● Data extract
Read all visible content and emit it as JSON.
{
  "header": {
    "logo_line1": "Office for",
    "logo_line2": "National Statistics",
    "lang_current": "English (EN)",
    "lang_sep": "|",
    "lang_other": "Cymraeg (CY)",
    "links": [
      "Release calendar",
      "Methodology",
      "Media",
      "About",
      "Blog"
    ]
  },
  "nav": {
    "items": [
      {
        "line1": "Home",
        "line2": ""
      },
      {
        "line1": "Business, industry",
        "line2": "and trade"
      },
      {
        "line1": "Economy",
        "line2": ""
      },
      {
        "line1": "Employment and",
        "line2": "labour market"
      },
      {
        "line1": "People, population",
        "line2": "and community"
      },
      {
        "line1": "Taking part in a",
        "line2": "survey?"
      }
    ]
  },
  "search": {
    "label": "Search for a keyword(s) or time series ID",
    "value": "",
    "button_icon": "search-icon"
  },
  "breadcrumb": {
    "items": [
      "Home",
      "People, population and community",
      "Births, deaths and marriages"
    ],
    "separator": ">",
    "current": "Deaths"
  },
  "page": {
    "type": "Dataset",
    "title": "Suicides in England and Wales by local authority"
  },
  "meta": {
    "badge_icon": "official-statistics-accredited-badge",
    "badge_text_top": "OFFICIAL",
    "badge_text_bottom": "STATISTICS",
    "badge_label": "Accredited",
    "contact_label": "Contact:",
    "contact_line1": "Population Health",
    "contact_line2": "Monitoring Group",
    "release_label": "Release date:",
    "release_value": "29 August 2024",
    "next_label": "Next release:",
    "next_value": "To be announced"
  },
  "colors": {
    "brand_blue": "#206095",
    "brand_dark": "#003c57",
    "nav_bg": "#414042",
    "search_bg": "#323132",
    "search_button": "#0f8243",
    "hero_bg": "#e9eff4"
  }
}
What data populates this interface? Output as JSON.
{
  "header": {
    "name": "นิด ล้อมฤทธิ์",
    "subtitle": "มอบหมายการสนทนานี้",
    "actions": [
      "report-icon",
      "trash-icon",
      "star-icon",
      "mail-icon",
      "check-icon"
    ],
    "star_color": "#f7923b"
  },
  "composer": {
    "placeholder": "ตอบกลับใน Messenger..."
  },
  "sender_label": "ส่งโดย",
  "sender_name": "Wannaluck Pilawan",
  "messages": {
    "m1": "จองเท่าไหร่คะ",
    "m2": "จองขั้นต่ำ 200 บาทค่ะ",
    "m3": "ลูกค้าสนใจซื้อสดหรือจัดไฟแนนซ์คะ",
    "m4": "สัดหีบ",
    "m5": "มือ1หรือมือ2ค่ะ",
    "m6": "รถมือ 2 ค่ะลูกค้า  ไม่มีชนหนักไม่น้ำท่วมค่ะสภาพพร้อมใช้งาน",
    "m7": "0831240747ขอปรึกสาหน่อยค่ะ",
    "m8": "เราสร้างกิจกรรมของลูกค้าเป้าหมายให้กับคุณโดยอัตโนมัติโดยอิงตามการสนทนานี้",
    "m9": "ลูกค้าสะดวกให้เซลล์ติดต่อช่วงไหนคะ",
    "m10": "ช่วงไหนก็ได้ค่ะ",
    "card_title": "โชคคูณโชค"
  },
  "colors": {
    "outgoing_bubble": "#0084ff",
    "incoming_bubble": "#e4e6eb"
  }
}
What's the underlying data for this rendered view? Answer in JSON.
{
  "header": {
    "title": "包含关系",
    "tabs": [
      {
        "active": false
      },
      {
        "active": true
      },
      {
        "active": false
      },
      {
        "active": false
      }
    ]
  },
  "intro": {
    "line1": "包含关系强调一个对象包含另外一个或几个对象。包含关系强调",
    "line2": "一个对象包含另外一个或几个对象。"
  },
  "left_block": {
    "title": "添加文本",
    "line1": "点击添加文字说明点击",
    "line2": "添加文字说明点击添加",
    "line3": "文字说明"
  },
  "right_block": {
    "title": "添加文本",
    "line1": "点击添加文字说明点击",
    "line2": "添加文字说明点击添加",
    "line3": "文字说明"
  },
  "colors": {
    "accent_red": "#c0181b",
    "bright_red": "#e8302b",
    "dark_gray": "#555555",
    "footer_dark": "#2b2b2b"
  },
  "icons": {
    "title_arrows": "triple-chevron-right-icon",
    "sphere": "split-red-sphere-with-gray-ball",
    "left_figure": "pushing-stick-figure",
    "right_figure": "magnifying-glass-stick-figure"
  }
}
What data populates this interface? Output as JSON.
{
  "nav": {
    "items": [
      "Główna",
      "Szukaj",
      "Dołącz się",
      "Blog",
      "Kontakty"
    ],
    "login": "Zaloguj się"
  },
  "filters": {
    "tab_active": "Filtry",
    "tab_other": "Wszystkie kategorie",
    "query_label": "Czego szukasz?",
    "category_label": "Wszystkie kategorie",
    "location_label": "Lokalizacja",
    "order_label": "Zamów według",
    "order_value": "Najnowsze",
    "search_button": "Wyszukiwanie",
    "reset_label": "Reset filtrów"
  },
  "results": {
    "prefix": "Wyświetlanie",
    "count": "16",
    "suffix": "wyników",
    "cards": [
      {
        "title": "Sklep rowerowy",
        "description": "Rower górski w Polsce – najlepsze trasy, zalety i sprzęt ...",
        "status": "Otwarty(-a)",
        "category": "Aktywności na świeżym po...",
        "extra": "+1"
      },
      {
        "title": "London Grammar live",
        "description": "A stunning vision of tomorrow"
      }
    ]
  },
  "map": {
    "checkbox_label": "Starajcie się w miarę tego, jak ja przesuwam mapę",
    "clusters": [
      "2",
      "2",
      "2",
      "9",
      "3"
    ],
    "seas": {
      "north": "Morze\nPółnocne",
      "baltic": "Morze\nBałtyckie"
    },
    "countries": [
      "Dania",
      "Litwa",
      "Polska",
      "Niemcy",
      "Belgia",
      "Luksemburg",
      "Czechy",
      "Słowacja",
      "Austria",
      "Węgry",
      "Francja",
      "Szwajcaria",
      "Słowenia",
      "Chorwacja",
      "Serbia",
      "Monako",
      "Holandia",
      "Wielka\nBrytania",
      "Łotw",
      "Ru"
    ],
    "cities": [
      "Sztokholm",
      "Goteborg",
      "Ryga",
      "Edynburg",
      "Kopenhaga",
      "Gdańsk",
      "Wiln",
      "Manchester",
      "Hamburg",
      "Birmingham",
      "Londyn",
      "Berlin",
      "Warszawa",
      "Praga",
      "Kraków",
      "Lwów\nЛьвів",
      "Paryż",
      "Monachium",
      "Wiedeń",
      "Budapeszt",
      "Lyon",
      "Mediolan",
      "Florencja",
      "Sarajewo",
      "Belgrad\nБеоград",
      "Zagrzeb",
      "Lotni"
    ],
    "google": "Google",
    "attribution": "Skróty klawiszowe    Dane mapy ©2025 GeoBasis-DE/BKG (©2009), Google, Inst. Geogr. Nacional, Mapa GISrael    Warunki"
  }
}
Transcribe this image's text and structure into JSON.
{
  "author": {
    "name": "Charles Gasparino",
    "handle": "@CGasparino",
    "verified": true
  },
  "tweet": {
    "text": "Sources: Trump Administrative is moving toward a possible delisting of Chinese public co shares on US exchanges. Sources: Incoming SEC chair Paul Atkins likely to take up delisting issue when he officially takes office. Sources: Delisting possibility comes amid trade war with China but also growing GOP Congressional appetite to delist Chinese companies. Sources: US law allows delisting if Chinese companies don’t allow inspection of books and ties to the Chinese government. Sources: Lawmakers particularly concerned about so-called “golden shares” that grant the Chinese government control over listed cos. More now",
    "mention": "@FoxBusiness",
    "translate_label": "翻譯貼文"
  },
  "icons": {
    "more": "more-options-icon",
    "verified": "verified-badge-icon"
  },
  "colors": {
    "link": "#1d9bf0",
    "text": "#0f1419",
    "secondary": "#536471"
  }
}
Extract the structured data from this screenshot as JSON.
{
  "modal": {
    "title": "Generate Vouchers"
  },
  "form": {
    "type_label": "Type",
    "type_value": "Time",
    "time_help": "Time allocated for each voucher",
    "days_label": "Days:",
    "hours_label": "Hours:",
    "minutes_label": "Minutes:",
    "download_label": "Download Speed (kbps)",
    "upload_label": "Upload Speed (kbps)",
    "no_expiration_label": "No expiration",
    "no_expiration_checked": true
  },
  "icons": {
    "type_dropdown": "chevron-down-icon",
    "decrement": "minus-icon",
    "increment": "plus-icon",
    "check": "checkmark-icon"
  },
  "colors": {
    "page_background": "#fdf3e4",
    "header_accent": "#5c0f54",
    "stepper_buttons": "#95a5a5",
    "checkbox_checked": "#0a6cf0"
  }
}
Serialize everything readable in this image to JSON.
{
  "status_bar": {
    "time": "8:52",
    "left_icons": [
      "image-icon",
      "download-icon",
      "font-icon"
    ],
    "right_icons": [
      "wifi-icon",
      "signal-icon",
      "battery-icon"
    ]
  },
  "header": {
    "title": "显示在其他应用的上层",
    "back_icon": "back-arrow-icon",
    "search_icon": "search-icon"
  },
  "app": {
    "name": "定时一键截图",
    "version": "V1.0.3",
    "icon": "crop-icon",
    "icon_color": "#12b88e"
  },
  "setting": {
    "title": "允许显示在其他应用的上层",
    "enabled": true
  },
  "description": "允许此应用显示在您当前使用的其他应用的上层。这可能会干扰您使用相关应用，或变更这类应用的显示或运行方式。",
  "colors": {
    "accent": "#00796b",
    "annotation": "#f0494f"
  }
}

● Goal of the exercise
Of the lines in the data, how many hold the string "figure"? State the number, nothing else.

● The result
2